Here are some records. Copy each one exactly.

-- Information given start --

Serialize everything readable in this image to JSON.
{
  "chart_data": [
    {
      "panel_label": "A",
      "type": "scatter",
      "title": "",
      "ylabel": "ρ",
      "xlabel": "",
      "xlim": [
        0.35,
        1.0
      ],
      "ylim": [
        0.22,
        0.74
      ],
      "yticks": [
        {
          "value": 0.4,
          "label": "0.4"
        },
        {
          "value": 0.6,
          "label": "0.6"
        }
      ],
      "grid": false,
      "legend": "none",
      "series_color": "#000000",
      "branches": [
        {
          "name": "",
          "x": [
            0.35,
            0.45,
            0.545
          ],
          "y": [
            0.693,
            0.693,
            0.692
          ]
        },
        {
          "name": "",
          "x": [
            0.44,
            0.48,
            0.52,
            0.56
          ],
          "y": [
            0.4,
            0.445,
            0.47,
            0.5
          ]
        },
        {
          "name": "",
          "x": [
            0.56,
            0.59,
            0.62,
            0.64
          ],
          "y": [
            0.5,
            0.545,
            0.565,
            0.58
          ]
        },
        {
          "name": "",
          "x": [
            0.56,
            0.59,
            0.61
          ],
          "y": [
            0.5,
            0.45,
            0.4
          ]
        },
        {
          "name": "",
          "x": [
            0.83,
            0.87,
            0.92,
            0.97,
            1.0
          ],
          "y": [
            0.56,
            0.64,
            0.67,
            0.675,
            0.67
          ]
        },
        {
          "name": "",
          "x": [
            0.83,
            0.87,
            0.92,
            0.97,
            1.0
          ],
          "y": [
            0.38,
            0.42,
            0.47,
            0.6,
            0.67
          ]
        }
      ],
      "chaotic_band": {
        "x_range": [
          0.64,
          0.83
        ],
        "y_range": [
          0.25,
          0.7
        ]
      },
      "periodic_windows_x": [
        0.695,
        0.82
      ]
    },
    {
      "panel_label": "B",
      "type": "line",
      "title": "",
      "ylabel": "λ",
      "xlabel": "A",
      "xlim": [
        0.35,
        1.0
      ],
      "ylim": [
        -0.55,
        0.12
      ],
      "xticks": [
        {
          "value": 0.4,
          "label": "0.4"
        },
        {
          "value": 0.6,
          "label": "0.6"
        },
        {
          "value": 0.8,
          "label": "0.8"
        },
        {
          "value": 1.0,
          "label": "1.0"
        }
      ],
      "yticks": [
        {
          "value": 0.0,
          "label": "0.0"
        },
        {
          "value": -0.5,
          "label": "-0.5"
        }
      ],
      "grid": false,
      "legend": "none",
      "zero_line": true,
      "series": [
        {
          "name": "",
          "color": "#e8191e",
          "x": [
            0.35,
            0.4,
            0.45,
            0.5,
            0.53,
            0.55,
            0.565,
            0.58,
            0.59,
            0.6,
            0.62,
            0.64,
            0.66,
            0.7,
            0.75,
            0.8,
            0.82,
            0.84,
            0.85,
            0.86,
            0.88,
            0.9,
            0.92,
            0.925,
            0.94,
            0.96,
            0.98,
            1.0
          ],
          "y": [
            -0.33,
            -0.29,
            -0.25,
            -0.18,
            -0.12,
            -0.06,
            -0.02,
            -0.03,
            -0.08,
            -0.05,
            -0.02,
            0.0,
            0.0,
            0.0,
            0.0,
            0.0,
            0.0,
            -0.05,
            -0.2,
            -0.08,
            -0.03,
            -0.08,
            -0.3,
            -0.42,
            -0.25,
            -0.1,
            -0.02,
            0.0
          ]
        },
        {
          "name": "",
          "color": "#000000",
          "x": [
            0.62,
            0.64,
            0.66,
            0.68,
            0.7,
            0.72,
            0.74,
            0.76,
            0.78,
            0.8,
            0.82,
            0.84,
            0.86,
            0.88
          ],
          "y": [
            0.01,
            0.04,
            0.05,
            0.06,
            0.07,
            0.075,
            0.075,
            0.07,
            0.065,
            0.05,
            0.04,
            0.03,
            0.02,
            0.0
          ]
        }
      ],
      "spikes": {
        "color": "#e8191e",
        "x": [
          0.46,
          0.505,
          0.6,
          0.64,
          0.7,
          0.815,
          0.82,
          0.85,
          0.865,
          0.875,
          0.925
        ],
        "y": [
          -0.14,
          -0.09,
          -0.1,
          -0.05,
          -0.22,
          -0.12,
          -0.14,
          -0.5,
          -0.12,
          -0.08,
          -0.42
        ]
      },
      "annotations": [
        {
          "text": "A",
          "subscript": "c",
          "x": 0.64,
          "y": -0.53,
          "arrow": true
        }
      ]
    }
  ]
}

-- Information given end --

• [Complete response]
Serialize everything readable in this image to JSON.
{
  "chart_data": [
    {
      "panel_label": "A",
      "type": "scatter",
      "title": "",
      "ylabel": "ρ",
      "xlabel": "",
      "xlim": [
        0.35,
        1.0
      ],
      "ylim": [
        0.22,
        0.74
      ],
      "yticks": [
        {
          "value": 0.4,
          "label": "0.4"
        },
        {
          "value": 0.6,
          "label": "0.6"
        }
      ],
      "grid": false,
      "legend": "none",
      "series_color": "#000000",
      "branches": [
        {
          "name": "",
          "x": [
            0.35,
            0.45,
            0.545
          ],
          "y": [
            0.693,
            0.693,
            0.692
          ]
        },
        {
          "name": "",
          "x": [
            0.44,
            0.48,
            0.52,
            0.56
          ],
          "y": [
            0.4,
            0.445,
            0.47,
            0.5
          ]
        },
        {
          "name": "",
          "x": [
            0.56,
            0.59,
            0.62,
            0.64
          ],
          "y": [
            0.5,
            0.545,
            0.565,
            0.58
          ]
        },
        {
          "name": "",
          "x": [
            0.56,
            0.59,
            0.61
          ],
          "y": [
            0.5,
            0.45,
            0.4
          ]
        },
        {
          "name": "",
          "x": [
            0.83,
            0.87,
            0.92,
            0.97,
            1.0
          ],
          "y": [
            0.56,
            0.64,
            0.67,
            0.675,
            0.67
          ]
        },
        {
          "name": "",
          "x": [
            0.83,
            0.87,
            0.92,
            0.97,
            1.0
          ],
          "y": [
            0.38,
            0.42,
            0.47,
            0.6,
            0.67
          ]
        }
      ],
      "chaotic_band": {
        "x_range": [
          0.64,
          0.83
        ],
        "y_range": [
          0.25,
          0.7
        ]
      },
      "periodic_windows_x": [
        0.695,
        0.82
      ]
    },
    {
      "panel_label": "B",
      "type": "line",
      "title": "",
      "ylabel": "λ",
      "xlabel": "A",
      "xlim": [
        0.35,
        1.0
      ],
      "ylim": [
        -0.55,
        0.12
      ],
      "xticks": [
        {
          "value": 0.4,
          "label": "0.4"
        },
        {
          "value": 0.6,
          "label": "0.6"
        },
        {
          "value": 0.8,
          "label": "0.8"
        },
        {
          "value": 1.0,
          "label": "1.0"
        }
      ],
      "yticks": [
        {
          "value": 0.0,
          "label": "0.0"
        },
        {
          "value": -0.5,
          "label": "-0.5"
        }
      ],
      "grid": false,
      "legend": "none",
      "zero_line": true,
      "series": [
        {
          "name": "",
          "color": "#e8191e",
          "x": [
            0.35,
            0.4,
            0.45,
            0.5,
            0.53,
            0.55,
            0.565,
            0.58,
            0.59,
            0.6,
            0.62,
            0.64,
            0.66,
            0.7,
            0.75,
            0.8,
            0.82,
            0.84,
            0.85,
            0.86,
            0.88,
            0.9,
            0.92,
            0.925,
            0.94,
            0.96,
            0.98,
            1.0
          ],
          "y": [
            -0.33,
            -0.29,
            -0.25,
            -0.18,
            -0.12,
            -0.06,
            -0.02,
            -0.03,
            -0.08,
            -0.05,
            -0.02,
            0.0,
            0.0,
            0.0,
            0.0,
            0.0,
            0.0,
            -0.05,
            -0.2,
            -0.08,
            -0.03,
            -0.08,
            -0.3,
            -0.42,
            -0.25,
            -0.1,
            -0.02,
            0.0
          ]
        },
        {
          "name": "",
          "color": "#000000",
          "x": [
            0.62,
            0.64,
            0.66,
            0.68,
            0.7,
            0.72,
            0.74,
            0.76,
            0.78,
            0.8,
            0.82,
            0.84,
            0.86,
            0.88
          ],
          "y": [
            0.01,
            0.04,
            0.05,
            0.06,
            0.07,
            0.075,
            0.075,
            0.07,
            0.065,
            0.05,
            0.04,
            0.03,
            0.02,
            0.0
          ]
        }
      ],
      "spikes": {
        "color": "#e8191e",
        "x": [
          0.46,
          0.505,
          0.6,
          0.64,
          0.7,
          0.815,
          0.82,
          0.85,
          0.865,
          0.875,
          0.925
        ],
        "y": [
          -0.14,
          -0.09,
          -0.1,
          -0.05,
          -0.22,
          -0.12,
          -0.14,
          -0.5,
          -0.12,
          -0.08,
          -0.42
        ]
      },
      "annotations": [
        {
          "text": "A",
          "subscript": "c",
          "x": 0.64,
          "y": -0.53,
          "arrow": true
        }
      ]
    }
  ]
}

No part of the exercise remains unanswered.